Find how many lines in the data below include the word "type", then write only that number.

§ §

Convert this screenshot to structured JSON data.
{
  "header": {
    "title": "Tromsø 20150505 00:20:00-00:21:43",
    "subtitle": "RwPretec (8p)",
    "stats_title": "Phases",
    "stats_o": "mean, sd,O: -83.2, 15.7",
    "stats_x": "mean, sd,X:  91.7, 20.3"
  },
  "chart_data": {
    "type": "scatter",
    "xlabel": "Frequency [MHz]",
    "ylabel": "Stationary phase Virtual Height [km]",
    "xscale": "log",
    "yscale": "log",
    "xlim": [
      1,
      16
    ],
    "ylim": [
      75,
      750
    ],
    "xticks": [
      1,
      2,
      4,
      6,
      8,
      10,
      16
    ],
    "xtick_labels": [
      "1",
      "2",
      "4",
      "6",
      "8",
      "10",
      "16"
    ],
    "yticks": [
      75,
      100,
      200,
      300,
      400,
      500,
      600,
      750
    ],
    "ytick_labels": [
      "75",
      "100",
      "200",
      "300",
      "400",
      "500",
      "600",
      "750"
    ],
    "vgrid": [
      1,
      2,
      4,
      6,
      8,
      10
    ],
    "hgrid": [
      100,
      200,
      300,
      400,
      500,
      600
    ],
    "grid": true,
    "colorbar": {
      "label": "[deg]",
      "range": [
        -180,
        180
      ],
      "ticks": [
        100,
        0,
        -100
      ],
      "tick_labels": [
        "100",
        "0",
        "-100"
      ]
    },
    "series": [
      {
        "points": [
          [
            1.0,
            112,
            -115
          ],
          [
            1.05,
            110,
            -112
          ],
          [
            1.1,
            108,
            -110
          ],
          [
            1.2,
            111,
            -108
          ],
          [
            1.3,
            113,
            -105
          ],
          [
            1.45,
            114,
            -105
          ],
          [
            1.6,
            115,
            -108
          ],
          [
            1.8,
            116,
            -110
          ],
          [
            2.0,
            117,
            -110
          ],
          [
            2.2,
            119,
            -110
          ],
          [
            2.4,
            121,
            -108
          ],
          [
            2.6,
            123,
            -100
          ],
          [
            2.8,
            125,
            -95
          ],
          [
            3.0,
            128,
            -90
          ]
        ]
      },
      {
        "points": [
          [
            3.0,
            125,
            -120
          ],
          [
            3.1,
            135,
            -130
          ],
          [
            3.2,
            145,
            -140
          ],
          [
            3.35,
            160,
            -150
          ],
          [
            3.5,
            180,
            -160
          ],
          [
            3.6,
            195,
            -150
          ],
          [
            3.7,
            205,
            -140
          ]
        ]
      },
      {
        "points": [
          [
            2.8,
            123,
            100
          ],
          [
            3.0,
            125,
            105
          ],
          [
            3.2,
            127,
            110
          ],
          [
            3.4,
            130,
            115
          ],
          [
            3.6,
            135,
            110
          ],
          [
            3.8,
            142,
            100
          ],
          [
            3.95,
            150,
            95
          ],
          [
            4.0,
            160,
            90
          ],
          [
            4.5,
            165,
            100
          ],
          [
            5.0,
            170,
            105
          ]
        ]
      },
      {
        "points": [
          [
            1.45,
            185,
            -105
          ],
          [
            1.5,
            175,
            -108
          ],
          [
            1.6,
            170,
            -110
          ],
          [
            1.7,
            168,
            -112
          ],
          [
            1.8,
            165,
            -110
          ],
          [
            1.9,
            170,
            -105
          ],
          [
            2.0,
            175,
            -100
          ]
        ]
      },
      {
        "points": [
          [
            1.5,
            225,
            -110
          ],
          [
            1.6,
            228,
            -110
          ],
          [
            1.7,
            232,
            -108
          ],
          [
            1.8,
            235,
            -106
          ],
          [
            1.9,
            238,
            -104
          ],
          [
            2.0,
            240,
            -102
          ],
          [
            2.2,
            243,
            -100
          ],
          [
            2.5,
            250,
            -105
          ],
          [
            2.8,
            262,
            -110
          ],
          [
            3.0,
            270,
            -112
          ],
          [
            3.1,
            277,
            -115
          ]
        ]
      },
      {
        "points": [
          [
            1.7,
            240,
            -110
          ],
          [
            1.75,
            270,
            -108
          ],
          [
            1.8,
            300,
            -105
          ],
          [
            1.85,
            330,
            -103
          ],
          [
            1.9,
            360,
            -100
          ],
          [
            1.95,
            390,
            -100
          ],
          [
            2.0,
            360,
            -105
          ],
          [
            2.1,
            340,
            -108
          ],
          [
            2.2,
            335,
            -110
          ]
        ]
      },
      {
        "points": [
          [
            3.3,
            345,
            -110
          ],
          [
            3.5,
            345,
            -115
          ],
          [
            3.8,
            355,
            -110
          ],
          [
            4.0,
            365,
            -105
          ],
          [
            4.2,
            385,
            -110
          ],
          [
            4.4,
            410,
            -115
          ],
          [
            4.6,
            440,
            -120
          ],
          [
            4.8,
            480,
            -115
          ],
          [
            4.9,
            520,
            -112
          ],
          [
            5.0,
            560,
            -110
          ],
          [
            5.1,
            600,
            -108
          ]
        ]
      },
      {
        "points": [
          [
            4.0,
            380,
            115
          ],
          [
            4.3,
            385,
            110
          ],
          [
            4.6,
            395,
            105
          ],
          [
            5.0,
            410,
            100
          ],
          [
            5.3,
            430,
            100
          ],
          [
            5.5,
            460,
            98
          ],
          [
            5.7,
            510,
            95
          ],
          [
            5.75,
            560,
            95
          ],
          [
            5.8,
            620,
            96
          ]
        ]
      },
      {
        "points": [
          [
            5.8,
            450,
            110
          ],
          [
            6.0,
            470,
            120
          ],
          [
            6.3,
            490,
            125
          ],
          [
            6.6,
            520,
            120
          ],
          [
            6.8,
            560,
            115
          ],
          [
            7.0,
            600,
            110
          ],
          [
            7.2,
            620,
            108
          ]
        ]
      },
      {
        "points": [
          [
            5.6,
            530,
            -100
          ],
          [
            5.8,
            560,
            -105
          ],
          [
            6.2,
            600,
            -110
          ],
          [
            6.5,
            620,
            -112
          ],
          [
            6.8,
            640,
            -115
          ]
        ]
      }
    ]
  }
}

§ §

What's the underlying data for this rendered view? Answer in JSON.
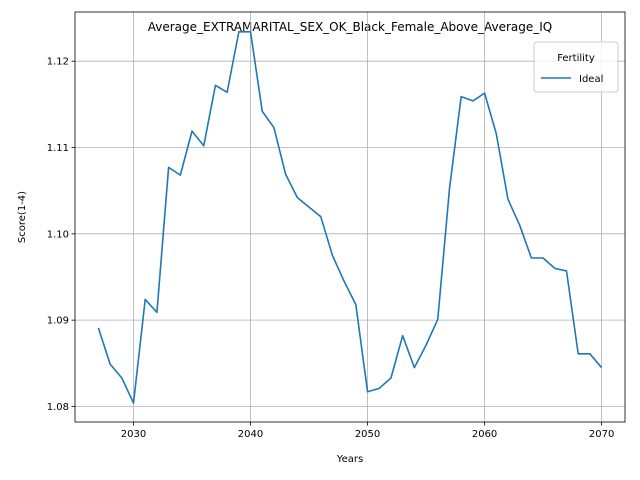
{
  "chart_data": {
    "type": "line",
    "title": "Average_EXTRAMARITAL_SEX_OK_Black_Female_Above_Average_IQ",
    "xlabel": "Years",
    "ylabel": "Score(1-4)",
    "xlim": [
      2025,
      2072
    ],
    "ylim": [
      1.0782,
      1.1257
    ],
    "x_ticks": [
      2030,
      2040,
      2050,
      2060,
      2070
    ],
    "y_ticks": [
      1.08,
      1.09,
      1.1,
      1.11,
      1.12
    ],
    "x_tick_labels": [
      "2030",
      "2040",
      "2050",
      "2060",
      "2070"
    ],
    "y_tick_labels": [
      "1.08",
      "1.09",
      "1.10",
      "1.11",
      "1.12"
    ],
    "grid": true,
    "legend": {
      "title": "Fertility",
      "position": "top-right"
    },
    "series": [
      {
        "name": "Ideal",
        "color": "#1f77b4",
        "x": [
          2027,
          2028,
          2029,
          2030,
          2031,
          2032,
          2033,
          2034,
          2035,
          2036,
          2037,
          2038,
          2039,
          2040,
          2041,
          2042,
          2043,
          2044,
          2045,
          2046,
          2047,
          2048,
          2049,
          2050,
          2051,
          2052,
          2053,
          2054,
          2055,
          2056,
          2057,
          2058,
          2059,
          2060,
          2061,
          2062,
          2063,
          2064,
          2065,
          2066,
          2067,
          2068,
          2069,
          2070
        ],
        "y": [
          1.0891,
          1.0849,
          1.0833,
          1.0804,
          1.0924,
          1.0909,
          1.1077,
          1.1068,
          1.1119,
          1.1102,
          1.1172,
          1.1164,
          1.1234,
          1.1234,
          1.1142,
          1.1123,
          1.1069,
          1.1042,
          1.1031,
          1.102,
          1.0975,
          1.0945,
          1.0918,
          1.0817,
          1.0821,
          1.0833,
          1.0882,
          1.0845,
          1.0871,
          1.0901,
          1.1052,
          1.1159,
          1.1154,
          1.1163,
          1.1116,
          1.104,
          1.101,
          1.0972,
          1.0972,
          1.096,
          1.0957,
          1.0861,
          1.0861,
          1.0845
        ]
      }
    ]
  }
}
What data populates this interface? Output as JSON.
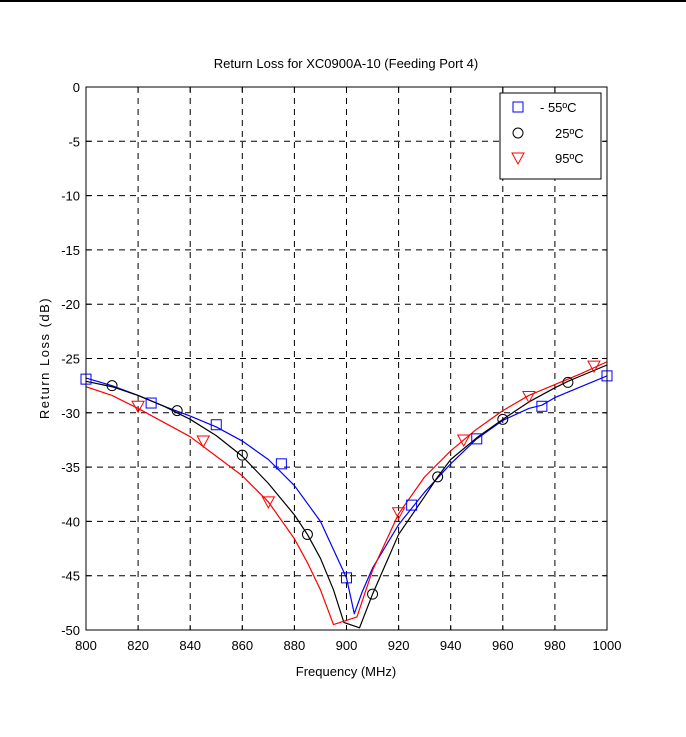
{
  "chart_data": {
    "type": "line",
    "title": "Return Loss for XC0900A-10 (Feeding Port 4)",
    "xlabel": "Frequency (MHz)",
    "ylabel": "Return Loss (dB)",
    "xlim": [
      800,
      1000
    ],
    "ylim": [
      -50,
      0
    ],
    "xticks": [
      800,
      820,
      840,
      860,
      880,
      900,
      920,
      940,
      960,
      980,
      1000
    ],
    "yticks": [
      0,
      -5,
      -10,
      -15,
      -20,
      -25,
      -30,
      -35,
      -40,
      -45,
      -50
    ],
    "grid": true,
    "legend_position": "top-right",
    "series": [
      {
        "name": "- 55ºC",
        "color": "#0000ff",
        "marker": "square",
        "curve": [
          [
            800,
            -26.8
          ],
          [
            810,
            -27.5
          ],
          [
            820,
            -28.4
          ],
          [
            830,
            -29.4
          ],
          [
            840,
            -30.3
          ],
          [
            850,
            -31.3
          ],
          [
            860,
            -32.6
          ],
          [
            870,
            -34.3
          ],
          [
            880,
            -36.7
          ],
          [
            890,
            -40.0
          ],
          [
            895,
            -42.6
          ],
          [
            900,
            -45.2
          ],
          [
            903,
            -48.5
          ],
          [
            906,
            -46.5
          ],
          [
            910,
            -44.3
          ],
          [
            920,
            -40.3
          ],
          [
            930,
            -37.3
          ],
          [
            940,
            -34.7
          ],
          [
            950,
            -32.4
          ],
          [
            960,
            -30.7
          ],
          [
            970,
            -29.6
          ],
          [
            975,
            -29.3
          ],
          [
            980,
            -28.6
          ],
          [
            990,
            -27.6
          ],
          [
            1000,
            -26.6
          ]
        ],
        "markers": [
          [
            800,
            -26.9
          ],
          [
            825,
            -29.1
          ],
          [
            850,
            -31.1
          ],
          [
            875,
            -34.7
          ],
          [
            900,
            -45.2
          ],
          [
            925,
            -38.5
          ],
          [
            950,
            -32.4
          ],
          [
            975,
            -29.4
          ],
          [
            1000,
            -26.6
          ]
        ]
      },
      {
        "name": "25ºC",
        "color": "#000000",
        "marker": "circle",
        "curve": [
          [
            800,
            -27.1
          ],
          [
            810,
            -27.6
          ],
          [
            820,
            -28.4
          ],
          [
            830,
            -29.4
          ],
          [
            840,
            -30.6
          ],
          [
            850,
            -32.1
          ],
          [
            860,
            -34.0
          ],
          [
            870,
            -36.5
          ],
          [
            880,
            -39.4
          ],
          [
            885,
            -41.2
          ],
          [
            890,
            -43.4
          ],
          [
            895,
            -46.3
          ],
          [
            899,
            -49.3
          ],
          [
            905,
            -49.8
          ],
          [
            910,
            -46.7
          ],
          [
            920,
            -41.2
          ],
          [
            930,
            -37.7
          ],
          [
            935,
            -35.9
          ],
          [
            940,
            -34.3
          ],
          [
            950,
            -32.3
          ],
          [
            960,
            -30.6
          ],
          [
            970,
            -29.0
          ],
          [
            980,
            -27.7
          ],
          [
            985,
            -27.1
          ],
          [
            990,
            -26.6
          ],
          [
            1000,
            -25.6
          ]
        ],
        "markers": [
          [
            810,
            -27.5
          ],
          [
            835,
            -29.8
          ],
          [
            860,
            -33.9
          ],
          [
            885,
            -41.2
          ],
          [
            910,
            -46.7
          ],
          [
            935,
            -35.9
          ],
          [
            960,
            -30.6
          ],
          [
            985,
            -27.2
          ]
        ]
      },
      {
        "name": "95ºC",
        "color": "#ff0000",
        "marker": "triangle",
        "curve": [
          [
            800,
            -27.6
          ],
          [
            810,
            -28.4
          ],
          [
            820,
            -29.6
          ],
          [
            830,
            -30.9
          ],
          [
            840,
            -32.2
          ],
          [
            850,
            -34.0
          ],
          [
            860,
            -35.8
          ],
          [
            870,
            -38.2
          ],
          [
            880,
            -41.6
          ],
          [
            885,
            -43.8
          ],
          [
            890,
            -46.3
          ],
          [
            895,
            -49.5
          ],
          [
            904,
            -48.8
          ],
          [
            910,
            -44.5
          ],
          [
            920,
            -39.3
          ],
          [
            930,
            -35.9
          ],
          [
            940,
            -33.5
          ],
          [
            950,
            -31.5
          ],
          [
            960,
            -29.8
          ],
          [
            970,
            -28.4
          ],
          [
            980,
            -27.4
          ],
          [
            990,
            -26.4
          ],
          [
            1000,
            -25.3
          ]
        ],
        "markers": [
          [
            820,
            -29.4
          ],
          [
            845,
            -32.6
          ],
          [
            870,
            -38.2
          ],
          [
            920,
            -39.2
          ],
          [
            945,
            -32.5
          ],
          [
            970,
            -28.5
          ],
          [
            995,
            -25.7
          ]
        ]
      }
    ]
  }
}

§ §

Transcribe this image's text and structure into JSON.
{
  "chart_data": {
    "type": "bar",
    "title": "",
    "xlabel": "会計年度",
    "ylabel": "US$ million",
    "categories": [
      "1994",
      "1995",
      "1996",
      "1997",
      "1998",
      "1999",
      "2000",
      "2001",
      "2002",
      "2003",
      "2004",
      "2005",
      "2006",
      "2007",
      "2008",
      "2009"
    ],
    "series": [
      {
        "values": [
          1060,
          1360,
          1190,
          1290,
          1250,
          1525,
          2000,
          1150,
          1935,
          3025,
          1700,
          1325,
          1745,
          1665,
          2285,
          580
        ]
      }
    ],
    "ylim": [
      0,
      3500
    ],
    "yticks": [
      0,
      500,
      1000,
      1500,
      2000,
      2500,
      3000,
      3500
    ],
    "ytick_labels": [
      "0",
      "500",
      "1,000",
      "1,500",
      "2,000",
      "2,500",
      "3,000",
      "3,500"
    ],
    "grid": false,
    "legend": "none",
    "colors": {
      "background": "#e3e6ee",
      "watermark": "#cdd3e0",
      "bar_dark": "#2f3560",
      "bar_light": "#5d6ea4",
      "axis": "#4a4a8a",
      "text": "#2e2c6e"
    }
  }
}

§ §

# SOLUTION TO THE EXERCISE:
4